EXERCISE: Show all lines holding the string "Clap".

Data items
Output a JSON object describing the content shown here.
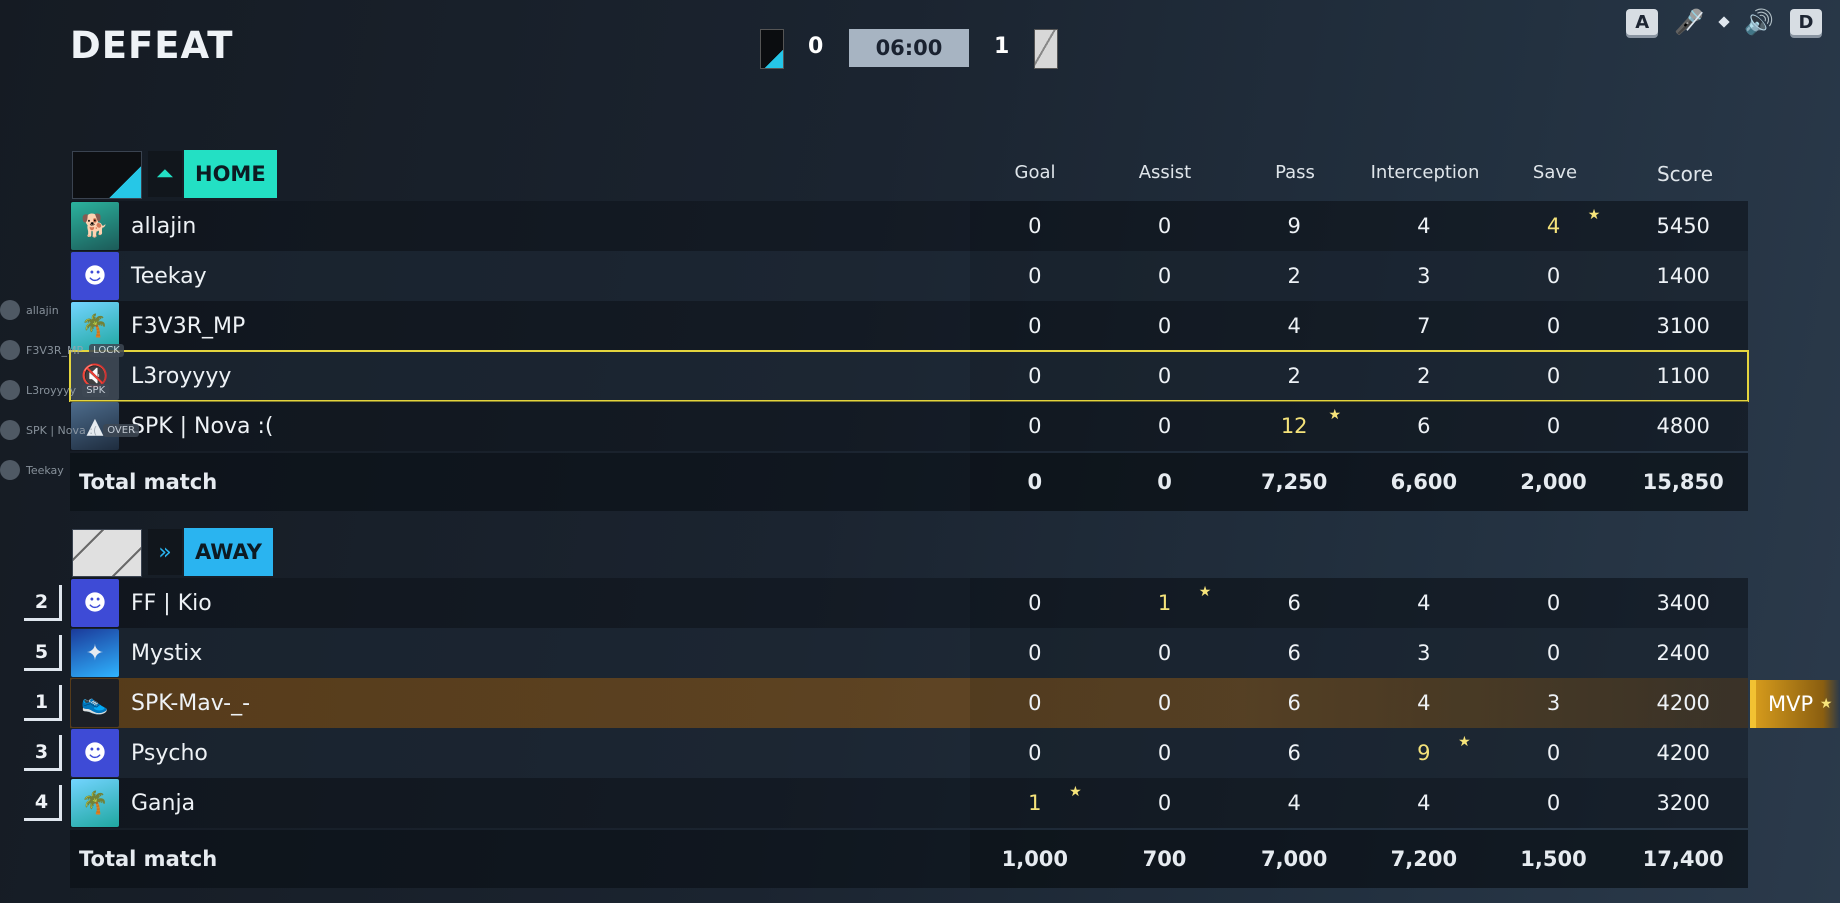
{
  "header": {
    "result": "DEFEAT",
    "home_score": "0",
    "away_score": "1",
    "timer": "06:00",
    "key_left": "A",
    "key_right": "D",
    "icons": [
      "mic-muted-icon",
      "diamond-dot-icon",
      "speaker-icon"
    ]
  },
  "columns": [
    "Goal",
    "Assist",
    "Pass",
    "Interception",
    "Save",
    "Score"
  ],
  "home": {
    "label": "HOME",
    "accent": "#23e0c4",
    "players": [
      {
        "name": "allajin",
        "avatar": "shiba-dog-avatar",
        "stats": [
          "0",
          "0",
          "9",
          "4",
          "4",
          "5450"
        ],
        "highlight": 4
      },
      {
        "name": "Teekay",
        "avatar": "discord-avatar",
        "stats": [
          "0",
          "0",
          "2",
          "3",
          "0",
          "1400"
        ],
        "highlight": -1
      },
      {
        "name": "F3V3R_MP",
        "avatar": "palm-tree-avatar",
        "stats": [
          "0",
          "0",
          "4",
          "7",
          "0",
          "3100"
        ],
        "highlight": -1
      },
      {
        "name": "L3royyyy",
        "avatar": "muted-avatar",
        "stats": [
          "0",
          "0",
          "2",
          "2",
          "0",
          "1100"
        ],
        "highlight": -1
      },
      {
        "name": "SPK | Nova :(",
        "avatar": "photo-avatar",
        "stats": [
          "0",
          "0",
          "12",
          "6",
          "0",
          "4800"
        ],
        "highlight": 2
      }
    ],
    "total_label": "Total match",
    "totals": [
      "0",
      "0",
      "7,250",
      "6,600",
      "2,000",
      "15,850"
    ]
  },
  "away": {
    "label": "AWAY",
    "accent": "#2ab4f0",
    "players": [
      {
        "rank": "2",
        "name": "FF | Kio",
        "avatar": "discord-avatar",
        "stats": [
          "0",
          "1",
          "6",
          "4",
          "0",
          "3400"
        ],
        "highlight": 1
      },
      {
        "rank": "5",
        "name": "Mystix",
        "avatar": "blue-abstract-avatar",
        "stats": [
          "0",
          "0",
          "6",
          "3",
          "0",
          "2400"
        ],
        "highlight": -1
      },
      {
        "rank": "1",
        "name": "SPK-Mav-_-",
        "avatar": "boot-avatar",
        "stats": [
          "0",
          "0",
          "6",
          "4",
          "3",
          "4200"
        ],
        "highlight": -1
      },
      {
        "rank": "3",
        "name": "Psycho",
        "avatar": "discord-avatar",
        "stats": [
          "0",
          "0",
          "6",
          "9",
          "0",
          "4200"
        ],
        "highlight": 3
      },
      {
        "rank": "4",
        "name": "Ganja",
        "avatar": "palm-tree-avatar",
        "stats": [
          "1",
          "0",
          "4",
          "4",
          "0",
          "3200"
        ],
        "highlight": 0
      }
    ],
    "total_label": "Total match",
    "totals": [
      "1,000",
      "700",
      "7,000",
      "7,200",
      "1,500",
      "17,400"
    ]
  },
  "mvp_label": "MVP",
  "overlay": {
    "names": [
      "allajin",
      "F3V3R_MP",
      "L3royyyy",
      "SPK | Nova :(",
      "Teekay"
    ],
    "tags": [
      "LOCK",
      "SPK",
      "OVER"
    ]
  }
}
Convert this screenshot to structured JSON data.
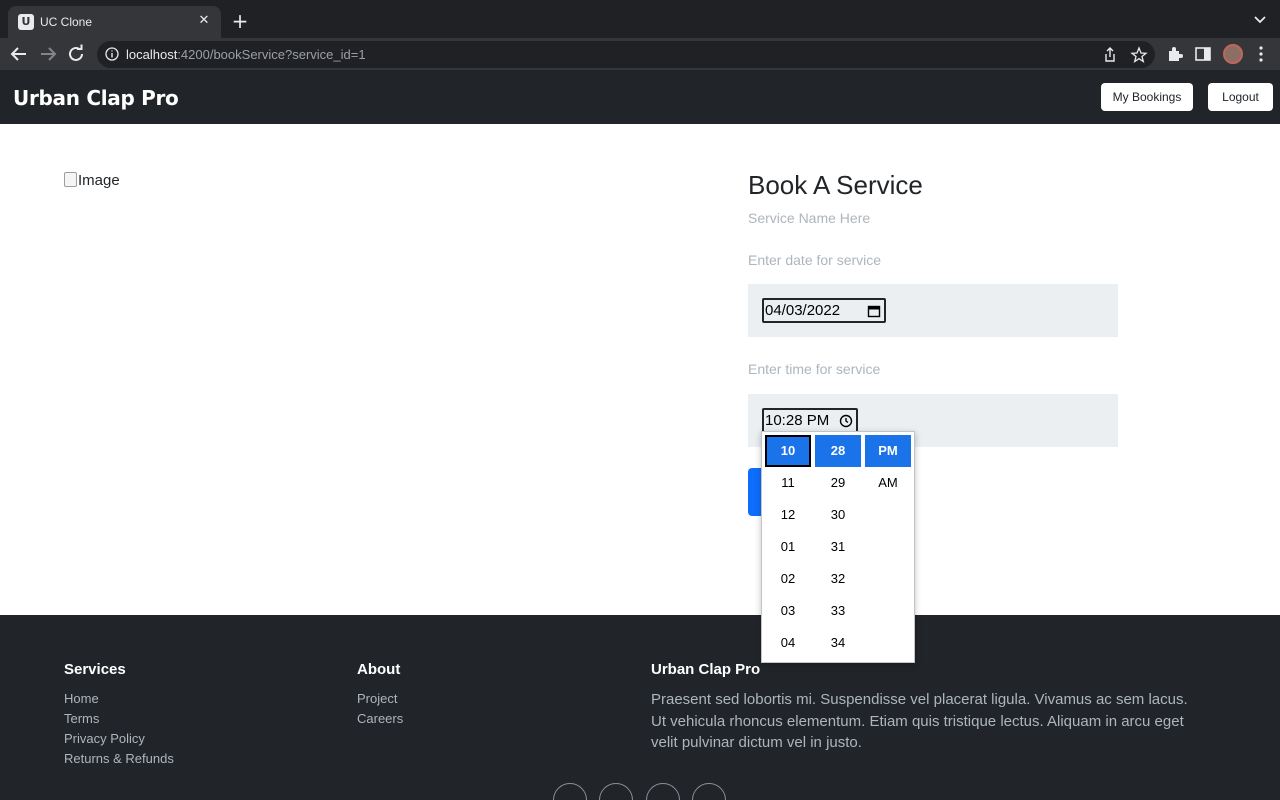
{
  "browser": {
    "tab_title": "UC Clone",
    "favicon_text": "U",
    "url_host": "localhost",
    "url_rest": ":4200/bookService?service_id=1"
  },
  "navbar": {
    "brand": "Urban Clap Pro",
    "my_bookings_label": "My Bookings",
    "logout_label": "Logout"
  },
  "main": {
    "image_alt": "Image",
    "title": "Book A Service",
    "service_name": "Service Name Here",
    "date_label": "Enter date for service",
    "date_value": "04/03/2022",
    "time_label": "Enter time for service",
    "time_value": "10:28 PM"
  },
  "time_picker": {
    "hours": [
      "10",
      "11",
      "12",
      "01",
      "02",
      "03",
      "04"
    ],
    "minutes": [
      "28",
      "29",
      "30",
      "31",
      "32",
      "33",
      "34"
    ],
    "meridiem": [
      "PM",
      "AM"
    ],
    "selected_hour": "10",
    "selected_minute": "28",
    "selected_meridiem": "PM",
    "accent_color": "#1a73e8"
  },
  "footer": {
    "services_heading": "Services",
    "services_links": [
      "Home",
      "Terms",
      "Privacy Policy",
      "Returns & Refunds"
    ],
    "about_heading": "About",
    "about_links": [
      "Project",
      "Careers"
    ],
    "brand_heading": "Urban Clap Pro",
    "brand_text": "Praesent sed lobortis mi. Suspendisse vel placerat ligula. Vivamus ac sem lacus. Ut vehicula rhoncus elementum. Etiam quis tristique lectus. Aliquam in arcu eget velit pulvinar dictum vel in justo."
  },
  "colors": {
    "navbar_bg": "#212529",
    "primary_button": "#0d6efd",
    "field_bg": "#ebeff2"
  }
}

CORRECT ANSWER:
    "brand": "Urban Clap Pro",
    "brand_heading": "Urban Clap Pro",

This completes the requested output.